### Task directions
Will you transcribe the entries that follow, exactly and in full?

### Record excerpts
- - - - - - -

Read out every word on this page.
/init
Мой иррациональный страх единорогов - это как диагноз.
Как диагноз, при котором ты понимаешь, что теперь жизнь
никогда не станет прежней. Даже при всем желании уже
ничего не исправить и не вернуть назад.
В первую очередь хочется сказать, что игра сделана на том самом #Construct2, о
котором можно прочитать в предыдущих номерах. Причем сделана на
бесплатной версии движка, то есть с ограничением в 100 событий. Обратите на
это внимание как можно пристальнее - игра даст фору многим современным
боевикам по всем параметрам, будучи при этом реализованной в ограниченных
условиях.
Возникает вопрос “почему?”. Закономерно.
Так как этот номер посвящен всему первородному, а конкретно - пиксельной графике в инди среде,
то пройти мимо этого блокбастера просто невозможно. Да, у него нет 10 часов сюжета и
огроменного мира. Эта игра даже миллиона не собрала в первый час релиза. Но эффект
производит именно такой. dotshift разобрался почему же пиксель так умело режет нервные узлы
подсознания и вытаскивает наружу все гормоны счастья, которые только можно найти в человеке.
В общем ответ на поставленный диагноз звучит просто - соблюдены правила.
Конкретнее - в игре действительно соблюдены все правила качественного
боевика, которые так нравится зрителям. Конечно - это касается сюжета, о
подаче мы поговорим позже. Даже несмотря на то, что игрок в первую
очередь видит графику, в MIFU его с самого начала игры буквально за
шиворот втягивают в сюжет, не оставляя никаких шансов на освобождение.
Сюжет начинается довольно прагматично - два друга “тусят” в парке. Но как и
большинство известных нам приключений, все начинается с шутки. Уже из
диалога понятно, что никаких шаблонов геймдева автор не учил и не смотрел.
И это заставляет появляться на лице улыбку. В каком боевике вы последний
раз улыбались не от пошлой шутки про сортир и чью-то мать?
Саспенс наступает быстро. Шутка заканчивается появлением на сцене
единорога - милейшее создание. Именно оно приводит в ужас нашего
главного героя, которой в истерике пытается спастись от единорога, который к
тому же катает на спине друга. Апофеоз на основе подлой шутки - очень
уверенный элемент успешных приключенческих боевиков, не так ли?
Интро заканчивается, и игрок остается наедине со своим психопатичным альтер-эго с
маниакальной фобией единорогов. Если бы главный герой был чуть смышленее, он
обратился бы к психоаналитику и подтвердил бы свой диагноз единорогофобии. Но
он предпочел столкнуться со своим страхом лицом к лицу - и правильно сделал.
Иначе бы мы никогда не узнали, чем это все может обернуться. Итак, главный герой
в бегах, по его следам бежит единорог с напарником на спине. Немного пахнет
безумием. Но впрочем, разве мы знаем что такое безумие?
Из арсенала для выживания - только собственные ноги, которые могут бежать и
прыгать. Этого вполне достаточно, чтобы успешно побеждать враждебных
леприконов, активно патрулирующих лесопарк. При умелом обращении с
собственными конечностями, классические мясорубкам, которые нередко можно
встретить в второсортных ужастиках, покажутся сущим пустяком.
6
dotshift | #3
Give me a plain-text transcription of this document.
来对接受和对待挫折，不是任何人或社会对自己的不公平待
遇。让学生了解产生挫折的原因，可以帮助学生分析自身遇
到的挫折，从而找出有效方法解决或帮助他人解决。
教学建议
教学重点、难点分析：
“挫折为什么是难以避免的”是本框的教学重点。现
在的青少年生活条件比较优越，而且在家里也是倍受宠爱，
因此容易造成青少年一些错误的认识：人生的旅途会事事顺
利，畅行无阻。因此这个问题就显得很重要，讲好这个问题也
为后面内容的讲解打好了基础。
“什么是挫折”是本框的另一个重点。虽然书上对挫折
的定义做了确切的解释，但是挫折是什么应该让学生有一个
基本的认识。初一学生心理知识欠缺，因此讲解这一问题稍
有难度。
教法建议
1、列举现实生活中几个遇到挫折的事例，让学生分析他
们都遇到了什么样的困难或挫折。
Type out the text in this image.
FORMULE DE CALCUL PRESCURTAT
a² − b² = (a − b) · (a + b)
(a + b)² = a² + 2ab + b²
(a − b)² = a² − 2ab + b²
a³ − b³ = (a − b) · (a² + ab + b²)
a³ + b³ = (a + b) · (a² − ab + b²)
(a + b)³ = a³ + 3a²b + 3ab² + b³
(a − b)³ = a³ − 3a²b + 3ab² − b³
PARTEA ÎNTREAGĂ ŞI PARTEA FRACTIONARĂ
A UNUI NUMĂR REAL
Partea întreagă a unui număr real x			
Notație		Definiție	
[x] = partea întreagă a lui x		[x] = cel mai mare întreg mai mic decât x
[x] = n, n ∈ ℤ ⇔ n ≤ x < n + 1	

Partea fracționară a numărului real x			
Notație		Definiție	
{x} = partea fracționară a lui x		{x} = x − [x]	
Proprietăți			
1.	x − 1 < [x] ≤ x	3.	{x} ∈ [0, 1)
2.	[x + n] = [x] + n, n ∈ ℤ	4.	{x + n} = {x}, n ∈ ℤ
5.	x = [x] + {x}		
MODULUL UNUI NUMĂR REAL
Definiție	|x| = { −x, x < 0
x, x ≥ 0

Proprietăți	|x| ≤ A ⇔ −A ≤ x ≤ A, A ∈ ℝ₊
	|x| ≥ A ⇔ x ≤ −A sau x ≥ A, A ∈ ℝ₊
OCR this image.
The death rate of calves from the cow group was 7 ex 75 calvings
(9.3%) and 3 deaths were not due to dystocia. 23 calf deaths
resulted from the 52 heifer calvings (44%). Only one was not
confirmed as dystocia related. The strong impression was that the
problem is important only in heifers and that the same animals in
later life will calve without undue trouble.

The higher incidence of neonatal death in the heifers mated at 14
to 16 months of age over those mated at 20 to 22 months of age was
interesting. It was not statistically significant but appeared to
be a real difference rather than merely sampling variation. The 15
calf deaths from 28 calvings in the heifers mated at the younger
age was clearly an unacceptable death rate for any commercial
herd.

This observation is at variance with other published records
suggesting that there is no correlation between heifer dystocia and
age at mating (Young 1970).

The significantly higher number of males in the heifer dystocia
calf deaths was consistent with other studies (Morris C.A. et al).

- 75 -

- - - - - - -

### Final result
Read out every word on this page.
/init
Мой иррациональный страх единорогов - это как диагноз.
Как диагноз, при котором ты понимаешь, что теперь жизнь
никогда не станет прежней. Даже при всем желании уже
ничего не исправить и не вернуть назад.
В первую очередь хочется сказать, что игра сделана на том самом #Construct2, о
котором можно прочитать в предыдущих номерах. Причем сделана на
бесплатной версии движка, то есть с ограничением в 100 событий. Обратите на
это внимание как можно пристальнее - игра даст фору многим современным
боевикам по всем параметрам, будучи при этом реализованной в ограниченных
условиях.
Возникает вопрос “почему?”. Закономерно.
Так как этот номер посвящен всему первородному, а конкретно - пиксельной графике в инди среде,
то пройти мимо этого блокбастера просто невозможно. Да, у него нет 10 часов сюжета и
огроменного мира. Эта игра даже миллиона не собрала в первый час релиза. Но эффект
производит именно такой. dotshift разобрался почему же пиксель так умело режет нервные узлы
подсознания и вытаскивает наружу все гормоны счастья, которые только можно найти в человеке.
В общем ответ на поставленный диагноз звучит просто - соблюдены правила.
Конкретнее - в игре действительно соблюдены все правила качественного
боевика, которые так нравится зрителям. Конечно - это касается сюжета, о
подаче мы поговорим позже. Даже несмотря на то, что игрок в первую
очередь видит графику, в MIFU его с самого начала игры буквально за
шиворот втягивают в сюжет, не оставляя никаких шансов на освобождение.
Сюжет начинается довольно прагматично - два друга “тусят” в парке. Но как и
большинство известных нам приключений, все начинается с шутки. Уже из
диалога понятно, что никаких шаблонов геймдева автор не учил и не смотрел.
И это заставляет появляться на лице улыбку. В каком боевике вы последний
раз улыбались не от пошлой шутки про сортир и чью-то мать?
Саспенс наступает быстро. Шутка заканчивается появлением на сцене
единорога - милейшее создание. Именно оно приводит в ужас нашего
главного героя, которой в истерике пытается спастись от единорога, который к
тому же катает на спине друга. Апофеоз на основе подлой шутки - очень
уверенный элемент успешных приключенческих боевиков, не так ли?
Интро заканчивается, и игрок остается наедине со своим психопатичным альтер-эго с
маниакальной фобией единорогов. Если бы главный герой был чуть смышленее, он
обратился бы к психоаналитику и подтвердил бы свой диагноз единорогофобии. Но
он предпочел столкнуться со своим страхом лицом к лицу - и правильно сделал.
Иначе бы мы никогда не узнали, чем это все может обернуться. Итак, главный герой
в бегах, по его следам бежит единорог с напарником на спине. Немного пахнет
безумием. Но впрочем, разве мы знаем что такое безумие?
Из арсенала для выживания - только собственные ноги, которые могут бежать и
прыгать. Этого вполне достаточно, чтобы успешно побеждать враждебных
леприконов, активно патрулирующих лесопарк. При умелом обращении с
собственными конечностями, классические мясорубкам, которые нередко можно
встретить в второсортных ужастиках, покажутся сущим пустяком.
6
dotshift | #3
Give me a plain-text transcription of this document.
来对接受和对待挫折，不是任何人或社会对自己的不公平待
遇。让学生了解产生挫折的原因，可以帮助学生分析自身遇
到的挫折，从而找出有效方法解决或帮助他人解决。
教学建议
教学重点、难点分析：
“挫折为什么是难以避免的”是本框的教学重点。现
在的青少年生活条件比较优越，而且在家里也是倍受宠爱，
因此容易造成青少年一些错误的认识：人生的旅途会事事顺
利，畅行无阻。因此这个问题就显得很重要，讲好这个问题也
为后面内容的讲解打好了基础。
“什么是挫折”是本框的另一个重点。虽然书上对挫折
的定义做了确切的解释，但是挫折是什么应该让学生有一个
基本的认识。初一学生心理知识欠缺，因此讲解这一问题稍
有难度。
教法建议
1、列举现实生活中几个遇到挫折的事例，让学生分析他
们都遇到了什么样的困难或挫折。
Type out the text in this image.
FORMULE DE CALCUL PRESCURTAT
a² − b² = (a − b) · (a + b)
(a + b)² = a² + 2ab + b²
(a − b)² = a² − 2ab + b²
a³ − b³ = (a − b) · (a² + ab + b²)
a³ + b³ = (a + b) · (a² − ab + b²)
(a + b)³ = a³ + 3a²b + 3ab² + b³
(a − b)³ = a³ − 3a²b + 3ab² − b³
PARTEA ÎNTREAGĂ ŞI PARTEA FRACTIONARĂ
A UNUI NUMĂR REAL
Partea întreagă a unui număr real x			
Notație		Definiție	
[x] = partea întreagă a lui x		[x] = cel mai mare întreg mai mic decât x
[x] = n, n ∈ ℤ ⇔ n ≤ x < n + 1	

Partea fracționară a numărului real x			
Notație		Definiție	
{x} = partea fracționară a lui x		{x} = x − [x]	
Proprietăți			
1.	x − 1 < [x] ≤ x	3.	{x} ∈ [0, 1)
2.	[x + n] = [x] + n, n ∈ ℤ	4.	{x + n} = {x}, n ∈ ℤ
5.	x = [x] + {x}		
MODULUL UNUI NUMĂR REAL
Definiție	|x| = { −x, x < 0
x, x ≥ 0

Proprietăți	|x| ≤ A ⇔ −A ≤ x ≤ A, A ∈ ℝ₊
	|x| ≥ A ⇔ x ≤ −A sau x ≥ A, A ∈ ℝ₊
OCR this image.
The death rate of calves from the cow group was 7 ex 75 calvings
(9.3%) and 3 deaths were not due to dystocia. 23 calf deaths
resulted from the 52 heifer calvings (44%). Only one was not
confirmed as dystocia related. The strong impression was that the
problem is important only in heifers and that the same animals in
later life will calve without undue trouble.

The higher incidence of neonatal death in the heifers mated at 14
to 16 months of age over those mated at 20 to 22 months of age was
interesting. It was not statistically significant but appeared to
be a real difference rather than merely sampling variation. The 15
calf deaths from 28 calvings in the heifers mated at the younger
age was clearly an unacceptable death rate for any commercial
herd.

This observation is at variance with other published records
suggesting that there is no correlation between heifer dystocia and
age at mating (Young 1970).

The significantly higher number of males in the heifer dystocia
calf deaths was consistent with other studies (Morris C.A. et al).

- 75 -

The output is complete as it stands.